* Task to complete:
Output each entry verbatim and exclude every picture from it.
>> BEGIN
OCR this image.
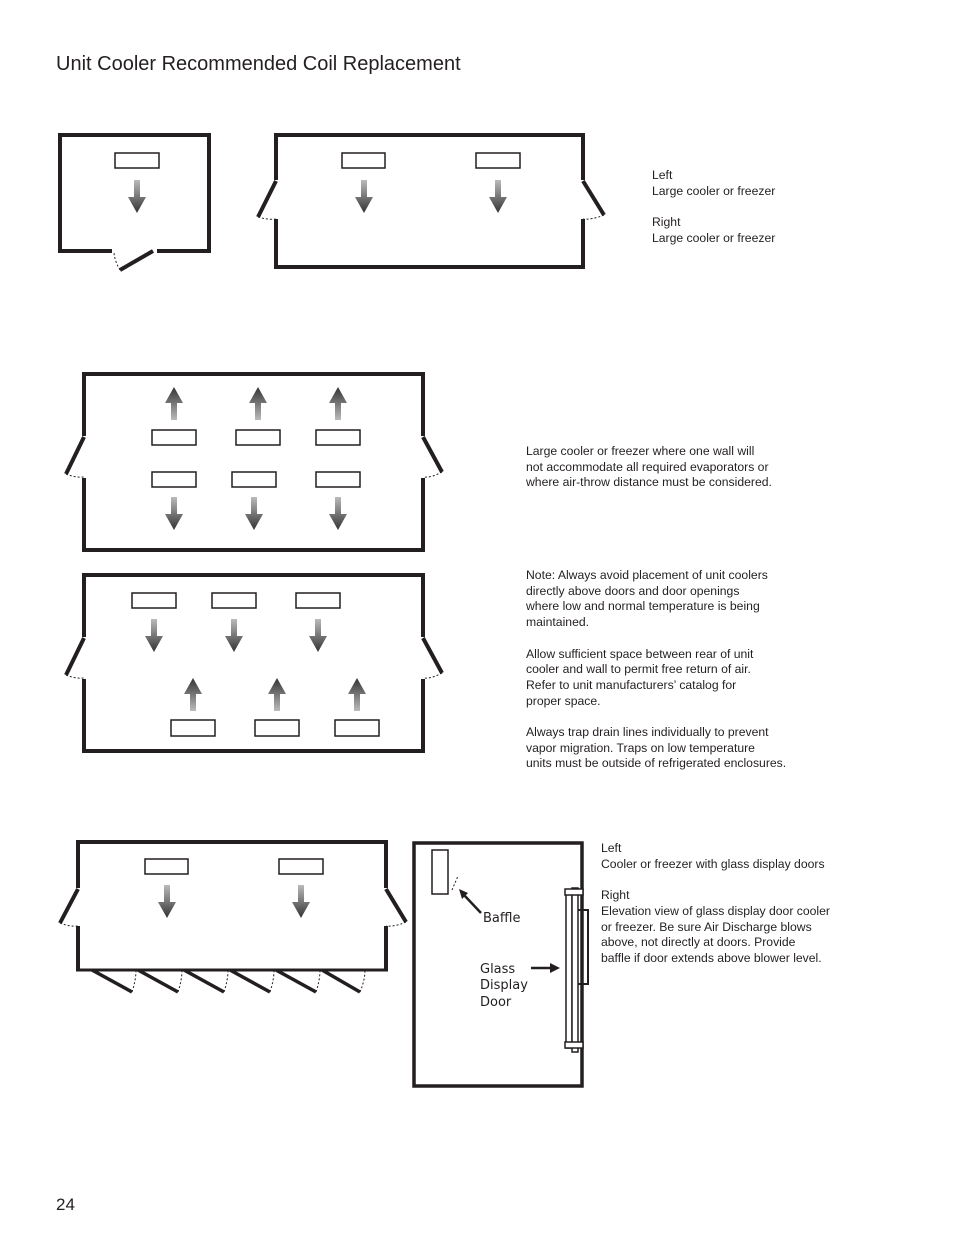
Unit Cooler Recommended Coil Replacement
Left
Large cooler or freezer

Right
Large cooler or freezer
Large cooler or freezer where one wall will
not accommodate all required evaporators or
where air-throw distance must be considered.
Note: Always avoid placement of unit coolers
directly above doors and door openings
where low and normal temperature is being
maintained.

Allow sufficient space between rear of unit
cooler and wall to permit free return of air.
Refer to unit manufacturers’ catalog for
proper space.

Always trap drain lines individually to prevent
vapor migration. Traps on low temperature
units must be outside of refrigerated enclosures.
Left
Cooler or freezer with glass display doors

Right
Elevation view of glass display door cooler
or freezer. Be sure Air Discharge blows
above, not directly at doors. Provide
baffle if door extends above blower level.
24
Baffle
Glass
Display
Door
>> END
* Correct result:
OCR this image.
Unit Cooler Recommended Coil Replacement
Left
Large cooler or freezer

Right
Large cooler or freezer
Large cooler or freezer where one wall will
not accommodate all required evaporators or
where air-throw distance must be considered.
Note: Always avoid placement of unit coolers
directly above doors and door openings
where low and normal temperature is being
maintained.

Allow sufficient space between rear of unit
cooler and wall to permit free return of air.
Refer to unit manufacturers’ catalog for
proper space.

Always trap drain lines individually to prevent
vapor migration. Traps on low temperature
units must be outside of refrigerated enclosures.
Left
Cooler or freezer with glass display doors

Right
Elevation view of glass display door cooler
or freezer. Be sure Air Discharge blows
above, not directly at doors. Provide
baffle if door extends above blower level.
24
Baffle
Glass
Display
Door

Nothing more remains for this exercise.